The entries below should be transcribed in their entirety, exactly as written.

________

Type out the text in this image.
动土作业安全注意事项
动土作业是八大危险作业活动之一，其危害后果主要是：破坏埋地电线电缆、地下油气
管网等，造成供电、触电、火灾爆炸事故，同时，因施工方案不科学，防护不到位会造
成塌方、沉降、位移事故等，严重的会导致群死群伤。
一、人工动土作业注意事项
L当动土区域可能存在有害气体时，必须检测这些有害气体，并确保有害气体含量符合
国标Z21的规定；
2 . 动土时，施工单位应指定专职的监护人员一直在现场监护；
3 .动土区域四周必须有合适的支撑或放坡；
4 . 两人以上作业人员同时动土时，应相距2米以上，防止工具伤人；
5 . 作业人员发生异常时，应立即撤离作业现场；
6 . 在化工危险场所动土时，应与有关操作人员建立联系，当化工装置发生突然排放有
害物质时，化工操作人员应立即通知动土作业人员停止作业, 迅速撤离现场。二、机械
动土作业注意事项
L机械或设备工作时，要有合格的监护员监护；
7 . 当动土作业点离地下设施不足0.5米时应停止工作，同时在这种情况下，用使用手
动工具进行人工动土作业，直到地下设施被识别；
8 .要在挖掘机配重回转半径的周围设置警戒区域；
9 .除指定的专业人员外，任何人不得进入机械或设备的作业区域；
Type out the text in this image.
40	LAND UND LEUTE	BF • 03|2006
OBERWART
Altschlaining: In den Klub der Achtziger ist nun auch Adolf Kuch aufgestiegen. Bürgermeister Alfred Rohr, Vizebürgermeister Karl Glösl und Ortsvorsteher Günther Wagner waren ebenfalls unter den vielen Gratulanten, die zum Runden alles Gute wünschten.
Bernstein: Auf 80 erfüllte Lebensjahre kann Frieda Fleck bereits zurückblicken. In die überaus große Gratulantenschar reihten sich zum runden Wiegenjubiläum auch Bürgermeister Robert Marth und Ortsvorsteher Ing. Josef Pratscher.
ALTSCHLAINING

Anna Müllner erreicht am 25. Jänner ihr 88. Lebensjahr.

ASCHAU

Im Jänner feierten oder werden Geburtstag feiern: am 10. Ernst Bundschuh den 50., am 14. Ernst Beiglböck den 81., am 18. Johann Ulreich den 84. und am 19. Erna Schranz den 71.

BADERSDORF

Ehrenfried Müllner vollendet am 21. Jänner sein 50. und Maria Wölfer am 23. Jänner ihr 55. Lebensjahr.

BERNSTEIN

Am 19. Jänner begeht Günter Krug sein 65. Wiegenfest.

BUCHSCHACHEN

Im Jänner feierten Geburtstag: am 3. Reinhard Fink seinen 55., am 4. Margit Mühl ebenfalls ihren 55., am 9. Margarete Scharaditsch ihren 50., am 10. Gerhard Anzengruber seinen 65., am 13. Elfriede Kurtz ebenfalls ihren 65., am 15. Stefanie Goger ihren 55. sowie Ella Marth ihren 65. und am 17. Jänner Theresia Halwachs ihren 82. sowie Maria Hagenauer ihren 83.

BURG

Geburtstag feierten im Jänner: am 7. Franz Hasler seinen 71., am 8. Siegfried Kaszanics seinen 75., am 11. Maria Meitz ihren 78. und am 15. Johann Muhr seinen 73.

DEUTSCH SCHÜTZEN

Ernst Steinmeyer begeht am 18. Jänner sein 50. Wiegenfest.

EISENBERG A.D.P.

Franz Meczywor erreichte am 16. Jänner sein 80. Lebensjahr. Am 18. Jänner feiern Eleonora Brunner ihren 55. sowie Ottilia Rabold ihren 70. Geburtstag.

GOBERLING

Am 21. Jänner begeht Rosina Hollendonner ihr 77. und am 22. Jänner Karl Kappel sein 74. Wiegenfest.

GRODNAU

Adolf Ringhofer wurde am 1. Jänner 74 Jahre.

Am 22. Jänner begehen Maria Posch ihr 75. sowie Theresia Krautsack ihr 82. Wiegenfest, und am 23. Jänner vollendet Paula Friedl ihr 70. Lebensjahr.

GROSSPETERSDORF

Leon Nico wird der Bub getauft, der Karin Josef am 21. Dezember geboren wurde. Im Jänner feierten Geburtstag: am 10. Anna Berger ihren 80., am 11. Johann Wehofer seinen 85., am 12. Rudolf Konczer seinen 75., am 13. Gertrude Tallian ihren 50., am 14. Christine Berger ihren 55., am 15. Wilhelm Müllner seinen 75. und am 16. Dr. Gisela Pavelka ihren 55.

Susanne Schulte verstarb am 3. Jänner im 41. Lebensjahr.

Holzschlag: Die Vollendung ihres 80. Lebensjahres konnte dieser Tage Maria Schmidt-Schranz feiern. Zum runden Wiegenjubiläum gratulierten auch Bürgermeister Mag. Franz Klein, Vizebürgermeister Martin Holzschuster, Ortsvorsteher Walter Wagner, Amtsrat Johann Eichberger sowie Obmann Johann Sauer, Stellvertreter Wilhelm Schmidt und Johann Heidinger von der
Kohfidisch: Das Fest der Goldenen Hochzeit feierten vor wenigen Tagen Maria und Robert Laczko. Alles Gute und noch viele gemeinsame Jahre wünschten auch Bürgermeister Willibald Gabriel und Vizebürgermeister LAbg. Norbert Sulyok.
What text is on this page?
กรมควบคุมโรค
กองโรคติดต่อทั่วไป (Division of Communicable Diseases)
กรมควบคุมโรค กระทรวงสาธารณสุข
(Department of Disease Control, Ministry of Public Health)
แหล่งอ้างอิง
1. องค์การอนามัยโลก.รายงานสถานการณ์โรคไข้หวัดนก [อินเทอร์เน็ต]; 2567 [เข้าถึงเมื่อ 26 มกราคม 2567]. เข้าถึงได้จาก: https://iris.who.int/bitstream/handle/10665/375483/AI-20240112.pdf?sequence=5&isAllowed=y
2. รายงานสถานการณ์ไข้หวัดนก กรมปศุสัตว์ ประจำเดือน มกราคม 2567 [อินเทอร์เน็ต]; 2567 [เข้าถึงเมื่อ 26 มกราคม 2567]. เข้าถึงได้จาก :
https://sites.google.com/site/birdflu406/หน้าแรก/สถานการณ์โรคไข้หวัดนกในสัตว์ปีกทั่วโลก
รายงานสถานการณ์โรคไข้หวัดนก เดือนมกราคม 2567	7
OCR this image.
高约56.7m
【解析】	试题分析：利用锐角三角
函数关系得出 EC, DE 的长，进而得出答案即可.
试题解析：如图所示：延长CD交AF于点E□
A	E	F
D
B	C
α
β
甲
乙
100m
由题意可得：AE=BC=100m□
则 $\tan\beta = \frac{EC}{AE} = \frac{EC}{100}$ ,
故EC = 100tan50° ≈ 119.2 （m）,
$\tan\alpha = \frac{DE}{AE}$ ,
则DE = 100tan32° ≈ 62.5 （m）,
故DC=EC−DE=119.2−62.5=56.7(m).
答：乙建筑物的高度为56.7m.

________

SOLVED EXERCISE
Type out the text in this image.
动土作业安全注意事项
动土作业是八大危险作业活动之一，其危害后果主要是：破坏埋地电线电缆、地下油气
管网等，造成供电、触电、火灾爆炸事故，同时，因施工方案不科学，防护不到位会造
成塌方、沉降、位移事故等，严重的会导致群死群伤。
一、人工动土作业注意事项
L当动土区域可能存在有害气体时，必须检测这些有害气体，并确保有害气体含量符合
国标Z21的规定；
2 . 动土时，施工单位应指定专职的监护人员一直在现场监护；
3 .动土区域四周必须有合适的支撑或放坡；
4 . 两人以上作业人员同时动土时，应相距2米以上，防止工具伤人；
5 . 作业人员发生异常时，应立即撤离作业现场；
6 . 在化工危险场所动土时，应与有关操作人员建立联系，当化工装置发生突然排放有
害物质时，化工操作人员应立即通知动土作业人员停止作业, 迅速撤离现场。二、机械
动土作业注意事项
L机械或设备工作时，要有合格的监护员监护；
7 . 当动土作业点离地下设施不足0.5米时应停止工作，同时在这种情况下，用使用手
动工具进行人工动土作业，直到地下设施被识别；
8 .要在挖掘机配重回转半径的周围设置警戒区域；
9 .除指定的专业人员外，任何人不得进入机械或设备的作业区域；
Type out the text in this image.
40	LAND UND LEUTE	BF • 03|2006
OBERWART
Altschlaining: In den Klub der Achtziger ist nun auch Adolf Kuch aufgestiegen. Bürgermeister Alfred Rohr, Vizebürgermeister Karl Glösl und Ortsvorsteher Günther Wagner waren ebenfalls unter den vielen Gratulanten, die zum Runden alles Gute wünschten.
Bernstein: Auf 80 erfüllte Lebensjahre kann Frieda Fleck bereits zurückblicken. In die überaus große Gratulantenschar reihten sich zum runden Wiegenjubiläum auch Bürgermeister Robert Marth und Ortsvorsteher Ing. Josef Pratscher.
ALTSCHLAINING

Anna Müllner erreicht am 25. Jänner ihr 88. Lebensjahr.

ASCHAU

Im Jänner feierten oder werden Geburtstag feiern: am 10. Ernst Bundschuh den 50., am 14. Ernst Beiglböck den 81., am 18. Johann Ulreich den 84. und am 19. Erna Schranz den 71.

BADERSDORF

Ehrenfried Müllner vollendet am 21. Jänner sein 50. und Maria Wölfer am 23. Jänner ihr 55. Lebensjahr.

BERNSTEIN

Am 19. Jänner begeht Günter Krug sein 65. Wiegenfest.

BUCHSCHACHEN

Im Jänner feierten Geburtstag: am 3. Reinhard Fink seinen 55., am 4. Margit Mühl ebenfalls ihren 55., am 9. Margarete Scharaditsch ihren 50., am 10. Gerhard Anzengruber seinen 65., am 13. Elfriede Kurtz ebenfalls ihren 65., am 15. Stefanie Goger ihren 55. sowie Ella Marth ihren 65. und am 17. Jänner Theresia Halwachs ihren 82. sowie Maria Hagenauer ihren 83.

BURG

Geburtstag feierten im Jänner: am 7. Franz Hasler seinen 71., am 8. Siegfried Kaszanics seinen 75., am 11. Maria Meitz ihren 78. und am 15. Johann Muhr seinen 73.

DEUTSCH SCHÜTZEN

Ernst Steinmeyer begeht am 18. Jänner sein 50. Wiegenfest.

EISENBERG A.D.P.

Franz Meczywor erreichte am 16. Jänner sein 80. Lebensjahr. Am 18. Jänner feiern Eleonora Brunner ihren 55. sowie Ottilia Rabold ihren 70. Geburtstag.

GOBERLING

Am 21. Jänner begeht Rosina Hollendonner ihr 77. und am 22. Jänner Karl Kappel sein 74. Wiegenfest.

GRODNAU

Adolf Ringhofer wurde am 1. Jänner 74 Jahre.

Am 22. Jänner begehen Maria Posch ihr 75. sowie Theresia Krautsack ihr 82. Wiegenfest, und am 23. Jänner vollendet Paula Friedl ihr 70. Lebensjahr.

GROSSPETERSDORF

Leon Nico wird der Bub getauft, der Karin Josef am 21. Dezember geboren wurde. Im Jänner feierten Geburtstag: am 10. Anna Berger ihren 80., am 11. Johann Wehofer seinen 85., am 12. Rudolf Konczer seinen 75., am 13. Gertrude Tallian ihren 50., am 14. Christine Berger ihren 55., am 15. Wilhelm Müllner seinen 75. und am 16. Dr. Gisela Pavelka ihren 55.

Susanne Schulte verstarb am 3. Jänner im 41. Lebensjahr.

Holzschlag: Die Vollendung ihres 80. Lebensjahres konnte dieser Tage Maria Schmidt-Schranz feiern. Zum runden Wiegenjubiläum gratulierten auch Bürgermeister Mag. Franz Klein, Vizebürgermeister Martin Holzschuster, Ortsvorsteher Walter Wagner, Amtsrat Johann Eichberger sowie Obmann Johann Sauer, Stellvertreter Wilhelm Schmidt und Johann Heidinger von der
Kohfidisch: Das Fest der Goldenen Hochzeit feierten vor wenigen Tagen Maria und Robert Laczko. Alles Gute und noch viele gemeinsame Jahre wünschten auch Bürgermeister Willibald Gabriel und Vizebürgermeister LAbg. Norbert Sulyok.
What text is on this page?
กรมควบคุมโรค
กองโรคติดต่อทั่วไป (Division of Communicable Diseases)
กรมควบคุมโรค กระทรวงสาธารณสุข
(Department of Disease Control, Ministry of Public Health)
แหล่งอ้างอิง
1. องค์การอนามัยโลก.รายงานสถานการณ์โรคไข้หวัดนก [อินเทอร์เน็ต]; 2567 [เข้าถึงเมื่อ 26 มกราคม 2567]. เข้าถึงได้จาก: https://iris.who.int/bitstream/handle/10665/375483/AI-20240112.pdf?sequence=5&isAllowed=y
2. รายงานสถานการณ์ไข้หวัดนก กรมปศุสัตว์ ประจำเดือน มกราคม 2567 [อินเทอร์เน็ต]; 2567 [เข้าถึงเมื่อ 26 มกราคม 2567]. เข้าถึงได้จาก :
https://sites.google.com/site/birdflu406/หน้าแรก/สถานการณ์โรคไข้หวัดนกในสัตว์ปีกทั่วโลก
รายงานสถานการณ์โรคไข้หวัดนก เดือนมกราคม 2567	7
OCR this image.
高约56.7m
【解析】	试题分析：利用锐角三角
函数关系得出 EC, DE 的长，进而得出答案即可.
试题解析：如图所示：延长CD交AF于点E□
A	E	F
D
B	C
α
β
甲
乙
100m
由题意可得：AE=BC=100m□
则 $\tan\beta = \frac{EC}{AE} = \frac{EC}{100}$ ,
故EC = 100tan50° ≈ 119.2 （m）,
$\tan\alpha = \frac{DE}{AE}$ ,
则DE = 100tan32° ≈ 62.5 （m）,
故DC=EC−DE=119.2−62.5=56.7(m).
答：乙建筑物的高度为56.7m.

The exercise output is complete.